____ AVAILABLE RECORDS

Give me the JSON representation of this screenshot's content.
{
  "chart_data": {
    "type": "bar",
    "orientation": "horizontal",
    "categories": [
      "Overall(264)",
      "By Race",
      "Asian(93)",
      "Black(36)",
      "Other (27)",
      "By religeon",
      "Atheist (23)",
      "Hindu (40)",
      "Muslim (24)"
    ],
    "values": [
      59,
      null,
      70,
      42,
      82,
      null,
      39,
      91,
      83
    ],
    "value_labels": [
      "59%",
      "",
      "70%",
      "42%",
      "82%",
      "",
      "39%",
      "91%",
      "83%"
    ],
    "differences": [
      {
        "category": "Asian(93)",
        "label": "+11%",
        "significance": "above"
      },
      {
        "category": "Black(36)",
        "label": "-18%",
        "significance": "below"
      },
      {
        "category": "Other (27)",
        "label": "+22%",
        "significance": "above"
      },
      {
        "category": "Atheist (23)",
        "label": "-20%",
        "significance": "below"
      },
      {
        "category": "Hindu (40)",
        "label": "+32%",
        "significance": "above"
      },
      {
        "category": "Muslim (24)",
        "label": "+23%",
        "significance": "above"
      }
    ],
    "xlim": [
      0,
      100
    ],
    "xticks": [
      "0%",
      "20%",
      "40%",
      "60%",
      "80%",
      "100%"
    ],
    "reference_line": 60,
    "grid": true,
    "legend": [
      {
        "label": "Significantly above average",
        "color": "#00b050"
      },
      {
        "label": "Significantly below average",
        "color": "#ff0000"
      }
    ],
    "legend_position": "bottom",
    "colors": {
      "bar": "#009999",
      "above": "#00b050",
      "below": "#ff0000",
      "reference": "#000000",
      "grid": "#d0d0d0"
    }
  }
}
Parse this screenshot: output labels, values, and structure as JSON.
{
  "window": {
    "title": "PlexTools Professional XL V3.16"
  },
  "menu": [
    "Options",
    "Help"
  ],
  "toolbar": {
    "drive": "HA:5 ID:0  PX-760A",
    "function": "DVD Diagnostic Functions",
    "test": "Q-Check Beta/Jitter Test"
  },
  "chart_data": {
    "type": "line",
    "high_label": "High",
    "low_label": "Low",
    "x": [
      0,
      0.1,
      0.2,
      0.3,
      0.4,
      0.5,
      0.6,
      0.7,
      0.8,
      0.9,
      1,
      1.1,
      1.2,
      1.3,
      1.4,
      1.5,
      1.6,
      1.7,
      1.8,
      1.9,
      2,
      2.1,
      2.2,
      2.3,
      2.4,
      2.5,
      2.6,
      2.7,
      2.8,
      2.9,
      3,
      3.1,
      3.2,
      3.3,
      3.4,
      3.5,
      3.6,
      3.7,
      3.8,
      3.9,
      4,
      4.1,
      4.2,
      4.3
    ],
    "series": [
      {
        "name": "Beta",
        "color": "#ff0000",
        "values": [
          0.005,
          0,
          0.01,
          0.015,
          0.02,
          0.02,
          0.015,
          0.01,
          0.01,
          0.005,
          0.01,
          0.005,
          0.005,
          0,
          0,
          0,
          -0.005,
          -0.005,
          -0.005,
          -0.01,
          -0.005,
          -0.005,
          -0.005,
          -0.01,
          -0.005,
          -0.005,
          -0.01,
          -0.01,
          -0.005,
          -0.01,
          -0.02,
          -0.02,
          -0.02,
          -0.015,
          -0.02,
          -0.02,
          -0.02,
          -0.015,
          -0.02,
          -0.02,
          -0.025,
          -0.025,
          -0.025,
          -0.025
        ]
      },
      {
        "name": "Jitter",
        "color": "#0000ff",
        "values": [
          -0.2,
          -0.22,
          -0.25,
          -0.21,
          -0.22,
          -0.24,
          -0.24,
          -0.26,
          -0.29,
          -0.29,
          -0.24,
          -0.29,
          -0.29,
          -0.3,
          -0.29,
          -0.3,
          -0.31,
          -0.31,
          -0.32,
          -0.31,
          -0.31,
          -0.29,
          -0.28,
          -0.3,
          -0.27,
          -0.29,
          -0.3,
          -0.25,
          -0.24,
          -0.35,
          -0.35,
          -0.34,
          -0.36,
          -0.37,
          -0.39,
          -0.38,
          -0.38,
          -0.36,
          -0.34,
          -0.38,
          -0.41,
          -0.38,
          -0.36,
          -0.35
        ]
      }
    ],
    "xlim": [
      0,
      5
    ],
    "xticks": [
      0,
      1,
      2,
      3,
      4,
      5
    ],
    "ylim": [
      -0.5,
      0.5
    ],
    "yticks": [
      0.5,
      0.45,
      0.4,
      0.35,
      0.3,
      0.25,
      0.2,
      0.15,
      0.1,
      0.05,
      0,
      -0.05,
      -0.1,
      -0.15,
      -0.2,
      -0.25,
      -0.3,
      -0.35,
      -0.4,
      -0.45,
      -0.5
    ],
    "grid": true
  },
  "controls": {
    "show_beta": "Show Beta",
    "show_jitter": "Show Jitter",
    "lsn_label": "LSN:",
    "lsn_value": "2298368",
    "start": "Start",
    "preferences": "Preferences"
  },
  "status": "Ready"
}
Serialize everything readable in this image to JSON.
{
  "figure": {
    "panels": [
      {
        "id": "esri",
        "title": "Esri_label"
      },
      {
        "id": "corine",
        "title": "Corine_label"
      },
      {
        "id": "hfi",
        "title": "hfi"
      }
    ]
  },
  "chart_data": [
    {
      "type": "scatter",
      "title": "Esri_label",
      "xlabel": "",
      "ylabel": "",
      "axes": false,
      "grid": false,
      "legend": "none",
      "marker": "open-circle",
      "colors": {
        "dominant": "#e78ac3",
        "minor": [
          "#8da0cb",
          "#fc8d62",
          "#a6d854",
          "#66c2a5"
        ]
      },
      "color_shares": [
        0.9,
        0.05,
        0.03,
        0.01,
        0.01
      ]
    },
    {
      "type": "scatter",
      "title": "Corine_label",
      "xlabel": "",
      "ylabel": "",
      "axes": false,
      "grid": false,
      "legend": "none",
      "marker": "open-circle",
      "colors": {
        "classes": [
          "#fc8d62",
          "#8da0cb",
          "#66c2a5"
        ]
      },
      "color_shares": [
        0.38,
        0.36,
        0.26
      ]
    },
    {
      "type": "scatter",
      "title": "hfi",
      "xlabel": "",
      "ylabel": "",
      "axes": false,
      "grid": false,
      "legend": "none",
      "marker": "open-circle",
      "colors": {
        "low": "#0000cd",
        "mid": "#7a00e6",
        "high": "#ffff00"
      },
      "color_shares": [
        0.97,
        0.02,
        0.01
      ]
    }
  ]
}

________

**GIVEN PROBLEM**
Using the data above, repeat every line exactly.

**OUTPUT FOR THIS TASK**
Give me the JSON representation of this screenshot's content.
{
  "chart_data": {
    "type": "bar",
    "orientation": "horizontal",
    "categories": [
      "Overall(264)",
      "By Race",
      "Asian(93)",
      "Black(36)",
      "Other (27)",
      "By religeon",
      "Atheist (23)",
      "Hindu (40)",
      "Muslim (24)"
    ],
    "values": [
      59,
      null,
      70,
      42,
      82,
      null,
      39,
      91,
      83
    ],
    "value_labels": [
      "59%",
      "",
      "70%",
      "42%",
      "82%",
      "",
      "39%",
      "91%",
      "83%"
    ],
    "differences": [
      {
        "category": "Asian(93)",
        "label": "+11%",
        "significance": "above"
      },
      {
        "category": "Black(36)",
        "label": "-18%",
        "significance": "below"
      },
      {
        "category": "Other (27)",
        "label": "+22%",
        "significance": "above"
      },
      {
        "category": "Atheist (23)",
        "label": "-20%",
        "significance": "below"
      },
      {
        "category": "Hindu (40)",
        "label": "+32%",
        "significance": "above"
      },
      {
        "category": "Muslim (24)",
        "label": "+23%",
        "significance": "above"
      }
    ],
    "xlim": [
      0,
      100
    ],
    "xticks": [
      "0%",
      "20%",
      "40%",
      "60%",
      "80%",
      "100%"
    ],
    "reference_line": 60,
    "grid": true,
    "legend": [
      {
        "label": "Significantly above average",
        "color": "#00b050"
      },
      {
        "label": "Significantly below average",
        "color": "#ff0000"
      }
    ],
    "legend_position": "bottom",
    "colors": {
      "bar": "#009999",
      "above": "#00b050",
      "below": "#ff0000",
      "reference": "#000000",
      "grid": "#d0d0d0"
    }
  }
}
Parse this screenshot: output labels, values, and structure as JSON.
{
  "window": {
    "title": "PlexTools Professional XL V3.16"
  },
  "menu": [
    "Options",
    "Help"
  ],
  "toolbar": {
    "drive": "HA:5 ID:0  PX-760A",
    "function": "DVD Diagnostic Functions",
    "test": "Q-Check Beta/Jitter Test"
  },
  "chart_data": {
    "type": "line",
    "high_label": "High",
    "low_label": "Low",
    "x": [
      0,
      0.1,
      0.2,
      0.3,
      0.4,
      0.5,
      0.6,
      0.7,
      0.8,
      0.9,
      1,
      1.1,
      1.2,
      1.3,
      1.4,
      1.5,
      1.6,
      1.7,
      1.8,
      1.9,
      2,
      2.1,
      2.2,
      2.3,
      2.4,
      2.5,
      2.6,
      2.7,
      2.8,
      2.9,
      3,
      3.1,
      3.2,
      3.3,
      3.4,
      3.5,
      3.6,
      3.7,
      3.8,
      3.9,
      4,
      4.1,
      4.2,
      4.3
    ],
    "series": [
      {
        "name": "Beta",
        "color": "#ff0000",
        "values": [
          0.005,
          0,
          0.01,
          0.015,
          0.02,
          0.02,
          0.015,
          0.01,
          0.01,
          0.005,
          0.01,
          0.005,
          0.005,
          0,
          0,
          0,
          -0.005,
          -0.005,
          -0.005,
          -0.01,
          -0.005,
          -0.005,
          -0.005,
          -0.01,
          -0.005,
          -0.005,
          -0.01,
          -0.01,
          -0.005,
          -0.01,
          -0.02,
          -0.02,
          -0.02,
          -0.015,
          -0.02,
          -0.02,
          -0.02,
          -0.015,
          -0.02,
          -0.02,
          -0.025,
          -0.025,
          -0.025,
          -0.025
        ]
      },
      {
        "name": "Jitter",
        "color": "#0000ff",
        "values": [
          -0.2,
          -0.22,
          -0.25,
          -0.21,
          -0.22,
          -0.24,
          -0.24,
          -0.26,
          -0.29,
          -0.29,
          -0.24,
          -0.29,
          -0.29,
          -0.3,
          -0.29,
          -0.3,
          -0.31,
          -0.31,
          -0.32,
          -0.31,
          -0.31,
          -0.29,
          -0.28,
          -0.3,
          -0.27,
          -0.29,
          -0.3,
          -0.25,
          -0.24,
          -0.35,
          -0.35,
          -0.34,
          -0.36,
          -0.37,
          -0.39,
          -0.38,
          -0.38,
          -0.36,
          -0.34,
          -0.38,
          -0.41,
          -0.38,
          -0.36,
          -0.35
        ]
      }
    ],
    "xlim": [
      0,
      5
    ],
    "xticks": [
      0,
      1,
      2,
      3,
      4,
      5
    ],
    "ylim": [
      -0.5,
      0.5
    ],
    "yticks": [
      0.5,
      0.45,
      0.4,
      0.35,
      0.3,
      0.25,
      0.2,
      0.15,
      0.1,
      0.05,
      0,
      -0.05,
      -0.1,
      -0.15,
      -0.2,
      -0.25,
      -0.3,
      -0.35,
      -0.4,
      -0.45,
      -0.5
    ],
    "grid": true
  },
  "controls": {
    "show_beta": "Show Beta",
    "show_jitter": "Show Jitter",
    "lsn_label": "LSN:",
    "lsn_value": "2298368",
    "start": "Start",
    "preferences": "Preferences"
  },
  "status": "Ready"
}
Serialize everything readable in this image to JSON.
{
  "figure": {
    "panels": [
      {
        "id": "esri",
        "title": "Esri_label"
      },
      {
        "id": "corine",
        "title": "Corine_label"
      },
      {
        "id": "hfi",
        "title": "hfi"
      }
    ]
  },
  "chart_data": [
    {
      "type": "scatter",
      "title": "Esri_label",
      "xlabel": "",
      "ylabel": "",
      "axes": false,
      "grid": false,
      "legend": "none",
      "marker": "open-circle",
      "colors": {
        "dominant": "#e78ac3",
        "minor": [
          "#8da0cb",
          "#fc8d62",
          "#a6d854",
          "#66c2a5"
        ]
      },
      "color_shares": [
        0.9,
        0.05,
        0.03,
        0.01,
        0.01
      ]
    },
    {
      "type": "scatter",
      "title": "Corine_label",
      "xlabel": "",
      "ylabel": "",
      "axes": false,
      "grid": false,
      "legend": "none",
      "marker": "open-circle",
      "colors": {
        "classes": [
          "#fc8d62",
          "#8da0cb",
          "#66c2a5"
        ]
      },
      "color_shares": [
        0.38,
        0.36,
        0.26
      ]
    },
    {
      "type": "scatter",
      "title": "hfi",
      "xlabel": "",
      "ylabel": "",
      "axes": false,
      "grid": false,
      "legend": "none",
      "marker": "open-circle",
      "colors": {
        "low": "#0000cd",
        "mid": "#7a00e6",
        "high": "#ffff00"
      },
      "color_shares": [
        0.97,
        0.02,
        0.01
      ]
    }
  ]
}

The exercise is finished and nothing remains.